--- INPUT DATA ---

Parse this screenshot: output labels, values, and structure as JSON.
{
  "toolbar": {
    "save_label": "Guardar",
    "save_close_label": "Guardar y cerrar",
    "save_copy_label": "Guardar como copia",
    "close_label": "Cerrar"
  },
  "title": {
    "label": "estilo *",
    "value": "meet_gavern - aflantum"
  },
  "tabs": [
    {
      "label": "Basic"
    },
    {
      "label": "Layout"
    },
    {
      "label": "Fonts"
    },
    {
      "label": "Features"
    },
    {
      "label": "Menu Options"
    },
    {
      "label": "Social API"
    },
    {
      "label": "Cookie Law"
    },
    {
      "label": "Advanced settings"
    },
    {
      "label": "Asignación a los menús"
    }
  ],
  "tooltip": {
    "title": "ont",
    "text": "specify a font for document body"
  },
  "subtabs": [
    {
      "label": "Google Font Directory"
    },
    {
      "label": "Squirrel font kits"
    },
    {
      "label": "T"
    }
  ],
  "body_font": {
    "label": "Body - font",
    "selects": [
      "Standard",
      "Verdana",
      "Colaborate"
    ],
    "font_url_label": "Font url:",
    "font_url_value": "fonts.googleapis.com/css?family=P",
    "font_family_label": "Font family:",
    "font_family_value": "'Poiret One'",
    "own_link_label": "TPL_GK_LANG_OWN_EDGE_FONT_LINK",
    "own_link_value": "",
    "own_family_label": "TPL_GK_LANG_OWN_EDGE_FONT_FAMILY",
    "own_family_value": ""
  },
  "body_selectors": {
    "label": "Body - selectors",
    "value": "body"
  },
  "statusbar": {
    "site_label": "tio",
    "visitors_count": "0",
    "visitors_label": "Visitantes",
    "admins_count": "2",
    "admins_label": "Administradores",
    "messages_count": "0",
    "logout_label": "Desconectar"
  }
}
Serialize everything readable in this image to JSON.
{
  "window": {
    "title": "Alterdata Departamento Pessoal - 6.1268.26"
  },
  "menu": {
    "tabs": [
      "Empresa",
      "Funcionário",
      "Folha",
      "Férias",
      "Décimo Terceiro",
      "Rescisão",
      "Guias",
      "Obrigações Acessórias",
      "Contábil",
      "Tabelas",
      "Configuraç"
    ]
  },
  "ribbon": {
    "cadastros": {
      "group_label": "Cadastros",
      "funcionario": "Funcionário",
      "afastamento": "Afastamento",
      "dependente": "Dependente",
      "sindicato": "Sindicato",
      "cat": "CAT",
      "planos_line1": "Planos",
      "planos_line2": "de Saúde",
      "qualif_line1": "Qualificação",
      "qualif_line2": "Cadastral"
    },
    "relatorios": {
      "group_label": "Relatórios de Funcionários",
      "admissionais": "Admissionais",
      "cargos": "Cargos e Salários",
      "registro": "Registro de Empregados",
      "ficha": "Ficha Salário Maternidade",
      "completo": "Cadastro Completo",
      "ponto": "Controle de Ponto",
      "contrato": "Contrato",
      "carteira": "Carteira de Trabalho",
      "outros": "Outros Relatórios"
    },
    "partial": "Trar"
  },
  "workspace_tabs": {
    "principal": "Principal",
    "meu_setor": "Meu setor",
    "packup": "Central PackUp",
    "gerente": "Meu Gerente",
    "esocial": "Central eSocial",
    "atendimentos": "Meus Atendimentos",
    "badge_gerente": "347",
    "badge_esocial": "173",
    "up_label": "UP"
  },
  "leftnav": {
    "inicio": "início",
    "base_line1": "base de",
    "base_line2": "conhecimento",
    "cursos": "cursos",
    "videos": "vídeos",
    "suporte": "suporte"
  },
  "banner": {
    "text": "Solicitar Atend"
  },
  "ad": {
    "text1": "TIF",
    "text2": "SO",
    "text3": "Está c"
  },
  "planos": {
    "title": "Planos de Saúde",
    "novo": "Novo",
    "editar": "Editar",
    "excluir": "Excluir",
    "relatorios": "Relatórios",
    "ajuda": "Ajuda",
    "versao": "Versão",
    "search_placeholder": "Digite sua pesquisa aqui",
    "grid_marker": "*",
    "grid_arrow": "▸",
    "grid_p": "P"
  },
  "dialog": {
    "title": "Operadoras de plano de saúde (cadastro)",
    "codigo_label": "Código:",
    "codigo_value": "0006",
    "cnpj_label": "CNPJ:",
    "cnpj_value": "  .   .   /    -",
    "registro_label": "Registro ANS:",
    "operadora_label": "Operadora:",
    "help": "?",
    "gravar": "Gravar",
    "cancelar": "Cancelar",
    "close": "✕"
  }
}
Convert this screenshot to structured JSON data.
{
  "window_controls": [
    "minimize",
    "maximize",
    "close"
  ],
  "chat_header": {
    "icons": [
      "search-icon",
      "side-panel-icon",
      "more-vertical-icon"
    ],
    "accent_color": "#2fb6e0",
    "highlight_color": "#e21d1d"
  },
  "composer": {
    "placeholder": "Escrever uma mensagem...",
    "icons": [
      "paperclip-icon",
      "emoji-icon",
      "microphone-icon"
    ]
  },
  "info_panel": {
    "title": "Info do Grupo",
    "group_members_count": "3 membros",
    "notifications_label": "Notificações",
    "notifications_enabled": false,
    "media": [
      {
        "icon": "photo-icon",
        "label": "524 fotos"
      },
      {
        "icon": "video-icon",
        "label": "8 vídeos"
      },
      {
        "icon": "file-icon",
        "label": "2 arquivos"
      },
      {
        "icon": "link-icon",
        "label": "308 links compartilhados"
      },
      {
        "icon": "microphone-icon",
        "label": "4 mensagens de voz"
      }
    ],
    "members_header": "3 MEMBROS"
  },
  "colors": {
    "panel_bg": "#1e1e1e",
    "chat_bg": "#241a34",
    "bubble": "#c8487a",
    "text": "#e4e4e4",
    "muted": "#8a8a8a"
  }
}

---

■ **JOB**: Send back each record exactly as it stands.

■ **COMPLETED TASK**:
Parse this screenshot: output labels, values, and structure as JSON.
{
  "toolbar": {
    "save_label": "Guardar",
    "save_close_label": "Guardar y cerrar",
    "save_copy_label": "Guardar como copia",
    "close_label": "Cerrar"
  },
  "title": {
    "label": "estilo *",
    "value": "meet_gavern - aflantum"
  },
  "tabs": [
    {
      "label": "Basic"
    },
    {
      "label": "Layout"
    },
    {
      "label": "Fonts"
    },
    {
      "label": "Features"
    },
    {
      "label": "Menu Options"
    },
    {
      "label": "Social API"
    },
    {
      "label": "Cookie Law"
    },
    {
      "label": "Advanced settings"
    },
    {
      "label": "Asignación a los menús"
    }
  ],
  "tooltip": {
    "title": "ont",
    "text": "specify a font for document body"
  },
  "subtabs": [
    {
      "label": "Google Font Directory"
    },
    {
      "label": "Squirrel font kits"
    },
    {
      "label": "T"
    }
  ],
  "body_font": {
    "label": "Body - font",
    "selects": [
      "Standard",
      "Verdana",
      "Colaborate"
    ],
    "font_url_label": "Font url:",
    "font_url_value": "fonts.googleapis.com/css?family=P",
    "font_family_label": "Font family:",
    "font_family_value": "'Poiret One'",
    "own_link_label": "TPL_GK_LANG_OWN_EDGE_FONT_LINK",
    "own_link_value": "",
    "own_family_label": "TPL_GK_LANG_OWN_EDGE_FONT_FAMILY",
    "own_family_value": ""
  },
  "body_selectors": {
    "label": "Body - selectors",
    "value": "body"
  },
  "statusbar": {
    "site_label": "tio",
    "visitors_count": "0",
    "visitors_label": "Visitantes",
    "admins_count": "2",
    "admins_label": "Administradores",
    "messages_count": "0",
    "logout_label": "Desconectar"
  }
}
Serialize everything readable in this image to JSON.
{
  "window": {
    "title": "Alterdata Departamento Pessoal - 6.1268.26"
  },
  "menu": {
    "tabs": [
      "Empresa",
      "Funcionário",
      "Folha",
      "Férias",
      "Décimo Terceiro",
      "Rescisão",
      "Guias",
      "Obrigações Acessórias",
      "Contábil",
      "Tabelas",
      "Configuraç"
    ]
  },
  "ribbon": {
    "cadastros": {
      "group_label": "Cadastros",
      "funcionario": "Funcionário",
      "afastamento": "Afastamento",
      "dependente": "Dependente",
      "sindicato": "Sindicato",
      "cat": "CAT",
      "planos_line1": "Planos",
      "planos_line2": "de Saúde",
      "qualif_line1": "Qualificação",
      "qualif_line2": "Cadastral"
    },
    "relatorios": {
      "group_label": "Relatórios de Funcionários",
      "admissionais": "Admissionais",
      "cargos": "Cargos e Salários",
      "registro": "Registro de Empregados",
      "ficha": "Ficha Salário Maternidade",
      "completo": "Cadastro Completo",
      "ponto": "Controle de Ponto",
      "contrato": "Contrato",
      "carteira": "Carteira de Trabalho",
      "outros": "Outros Relatórios"
    },
    "partial": "Trar"
  },
  "workspace_tabs": {
    "principal": "Principal",
    "meu_setor": "Meu setor",
    "packup": "Central PackUp",
    "gerente": "Meu Gerente",
    "esocial": "Central eSocial",
    "atendimentos": "Meus Atendimentos",
    "badge_gerente": "347",
    "badge_esocial": "173",
    "up_label": "UP"
  },
  "leftnav": {
    "inicio": "início",
    "base_line1": "base de",
    "base_line2": "conhecimento",
    "cursos": "cursos",
    "videos": "vídeos",
    "suporte": "suporte"
  },
  "banner": {
    "text": "Solicitar Atend"
  },
  "ad": {
    "text1": "TIF",
    "text2": "SO",
    "text3": "Está c"
  },
  "planos": {
    "title": "Planos de Saúde",
    "novo": "Novo",
    "editar": "Editar",
    "excluir": "Excluir",
    "relatorios": "Relatórios",
    "ajuda": "Ajuda",
    "versao": "Versão",
    "search_placeholder": "Digite sua pesquisa aqui",
    "grid_marker": "*",
    "grid_arrow": "▸",
    "grid_p": "P"
  },
  "dialog": {
    "title": "Operadoras de plano de saúde (cadastro)",
    "codigo_label": "Código:",
    "codigo_value": "0006",
    "cnpj_label": "CNPJ:",
    "cnpj_value": "  .   .   /    -",
    "registro_label": "Registro ANS:",
    "operadora_label": "Operadora:",
    "help": "?",
    "gravar": "Gravar",
    "cancelar": "Cancelar",
    "close": "✕"
  }
}
Convert this screenshot to structured JSON data.
{
  "window_controls": [
    "minimize",
    "maximize",
    "close"
  ],
  "chat_header": {
    "icons": [
      "search-icon",
      "side-panel-icon",
      "more-vertical-icon"
    ],
    "accent_color": "#2fb6e0",
    "highlight_color": "#e21d1d"
  },
  "composer": {
    "placeholder": "Escrever uma mensagem...",
    "icons": [
      "paperclip-icon",
      "emoji-icon",
      "microphone-icon"
    ]
  },
  "info_panel": {
    "title": "Info do Grupo",
    "group_members_count": "3 membros",
    "notifications_label": "Notificações",
    "notifications_enabled": false,
    "media": [
      {
        "icon": "photo-icon",
        "label": "524 fotos"
      },
      {
        "icon": "video-icon",
        "label": "8 vídeos"
      },
      {
        "icon": "file-icon",
        "label": "2 arquivos"
      },
      {
        "icon": "link-icon",
        "label": "308 links compartilhados"
      },
      {
        "icon": "microphone-icon",
        "label": "4 mensagens de voz"
      }
    ],
    "members_header": "3 MEMBROS"
  },
  "colors": {
    "panel_bg": "#1e1e1e",
    "chat_bg": "#241a34",
    "bubble": "#c8487a",
    "text": "#e4e4e4",
    "muted": "#8a8a8a"
  }
}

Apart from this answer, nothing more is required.